____ Given information

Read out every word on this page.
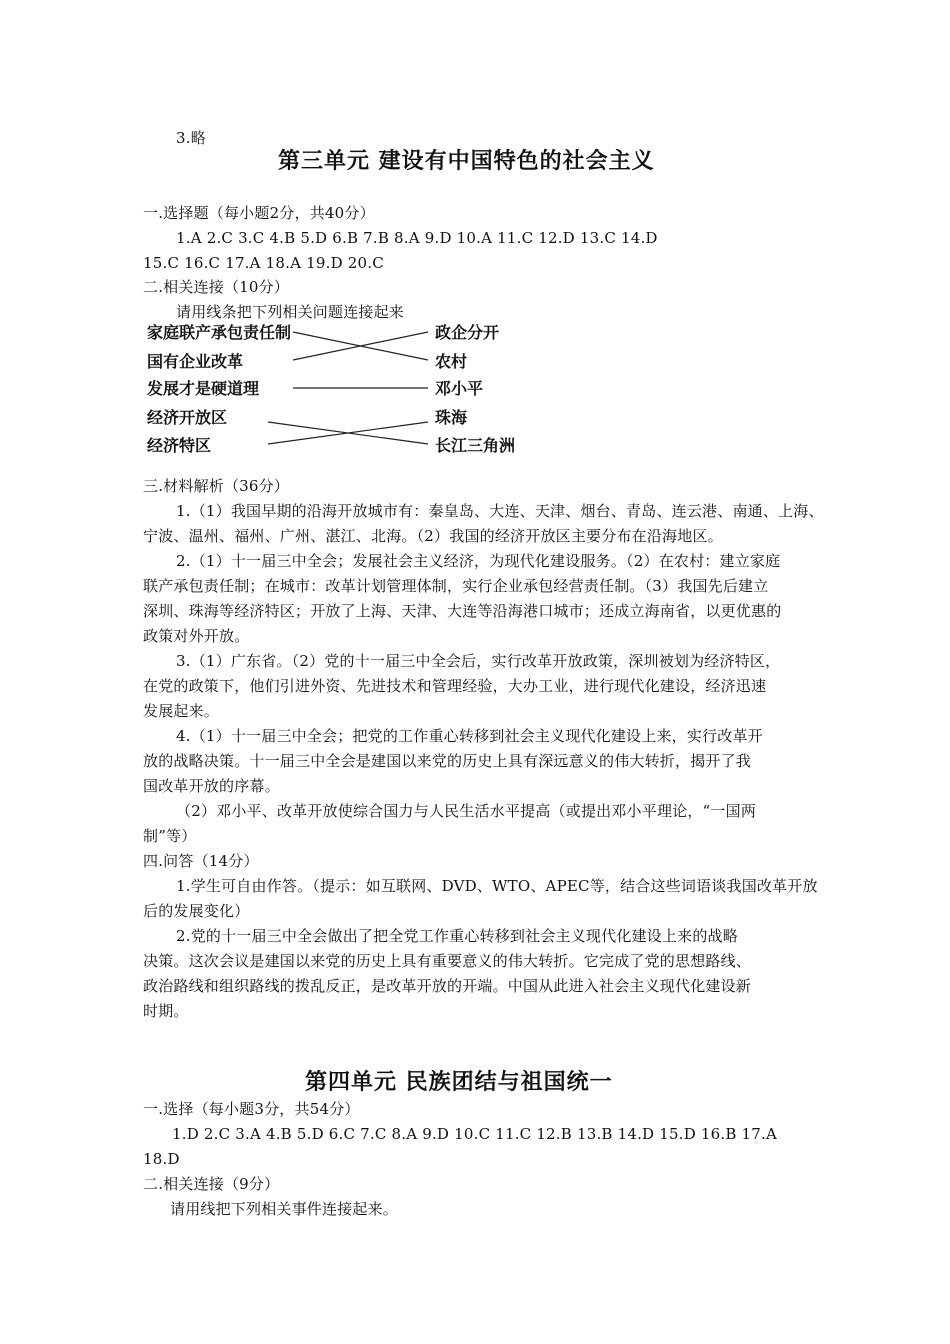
3.略
第三单元 建设有中国特色的社会主义
一.选择题（每小题2分，共40分）
1.A 2.C 3.C 4.B 5.D 6.B 7.B 8.A 9.D 10.A 11.C 12.D 13.C 14.D
15.C 16.C 17.A 18.A 19.D 20.C
二.相关连接（10分）
请用线条把下列相关问题连接起来
家庭联产承包责任制
国有企业改革
发展才是硬道理
经济开放区
经济特区
政企分开
农村
邓小平
珠海
长江三角洲
三.材料解析（36分）
1.（1）我国早期的沿海开放城市有：秦皇岛、大连、天津、烟台、青岛、连云港、南通、上海、
宁波、温州、福州、广州、湛江、北海。（2）我国的经济开放区主要分布在沿海地区。
2.（1）十一届三中全会；发展社会主义经济，为现代化建设服务。（2）在农村：建立家庭
联产承包责任制；在城市：改革计划管理体制，实行企业承包经营责任制。（3）我国先后建立
深圳、珠海等经济特区；开放了上海、天津、大连等沿海港口城市；还成立海南省，以更优惠的
政策对外开放。
3.（1）广东省。（2）党的十一届三中全会后，实行改革开放政策，深圳被划为经济特区，
在党的政策下，他们引进外资、先进技术和管理经验，大办工业，进行现代化建设，经济迅速
发展起来。
4.（1）十一届三中全会；把党的工作重心转移到社会主义现代化建设上来，实行改革开
放的战略决策。十一届三中全会是建国以来党的历史上具有深远意义的伟大转折，揭开了我
国改革开放的序幕。
（2）邓小平、改革开放使综合国力与人民生活水平提高（或提出邓小平理论，“一国两
制”等）
四.问答（14分）
1.学生可自由作答。（提示：如互联网、DVD、WTO、APEC等，结合这些词语谈我国改革开放
后的发展变化）
2.党的十一届三中全会做出了把全党工作重心转移到社会主义现代化建设上来的战略
决策。这次会议是建国以来党的历史上具有重要意义的伟大转折。它完成了党的思想路线、
政治路线和组织路线的拨乱反正，是改革开放的开端。中国从此进入社会主义现代化建设新
时期。
第四单元 民族团结与祖国统一
一.选择（每小题3分，共54分）
1.D 2.C 3.A 4.B 5.D 6.C 7.C 8.A 9.D 10.C 11.C 12.B 13.B 14.D 15.D 16.B 17.A
18.D
二.相关连接（9分）
请用线把下列相关事件连接起来。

________

Aim of the exercise
Return the entries unchanged, save for the pictures, which do not belong in the copy.

Result
Read out every word on this page.
3.略
第三单元 建设有中国特色的社会主义
一.选择题（每小题2分，共40分）
1.A 2.C 3.C 4.B 5.D 6.B 7.B 8.A 9.D 10.A 11.C 12.D 13.C 14.D
15.C 16.C 17.A 18.A 19.D 20.C
二.相关连接（10分）
请用线条把下列相关问题连接起来
家庭联产承包责任制
国有企业改革
发展才是硬道理
经济开放区
经济特区
政企分开
农村
邓小平
珠海
长江三角洲
三.材料解析（36分）
1.（1）我国早期的沿海开放城市有：秦皇岛、大连、天津、烟台、青岛、连云港、南通、上海、
宁波、温州、福州、广州、湛江、北海。（2）我国的经济开放区主要分布在沿海地区。
2.（1）十一届三中全会；发展社会主义经济，为现代化建设服务。（2）在农村：建立家庭
联产承包责任制；在城市：改革计划管理体制，实行企业承包经营责任制。（3）我国先后建立
深圳、珠海等经济特区；开放了上海、天津、大连等沿海港口城市；还成立海南省，以更优惠的
政策对外开放。
3.（1）广东省。（2）党的十一届三中全会后，实行改革开放政策，深圳被划为经济特区，
在党的政策下，他们引进外资、先进技术和管理经验，大办工业，进行现代化建设，经济迅速
发展起来。
4.（1）十一届三中全会；把党的工作重心转移到社会主义现代化建设上来，实行改革开
放的战略决策。十一届三中全会是建国以来党的历史上具有深远意义的伟大转折，揭开了我
国改革开放的序幕。
（2）邓小平、改革开放使综合国力与人民生活水平提高（或提出邓小平理论，“一国两
制”等）
四.问答（14分）
1.学生可自由作答。（提示：如互联网、DVD、WTO、APEC等，结合这些词语谈我国改革开放
后的发展变化）
2.党的十一届三中全会做出了把全党工作重心转移到社会主义现代化建设上来的战略
决策。这次会议是建国以来党的历史上具有重要意义的伟大转折。它完成了党的思想路线、
政治路线和组织路线的拨乱反正，是改革开放的开端。中国从此进入社会主义现代化建设新
时期。
第四单元 民族团结与祖国统一
一.选择（每小题3分，共54分）
1.D 2.C 3.A 4.B 5.D 6.C 7.C 8.A 9.D 10.C 11.C 12.B 13.B 14.D 15.D 16.B 17.A
18.D
二.相关连接（9分）
请用线把下列相关事件连接起来。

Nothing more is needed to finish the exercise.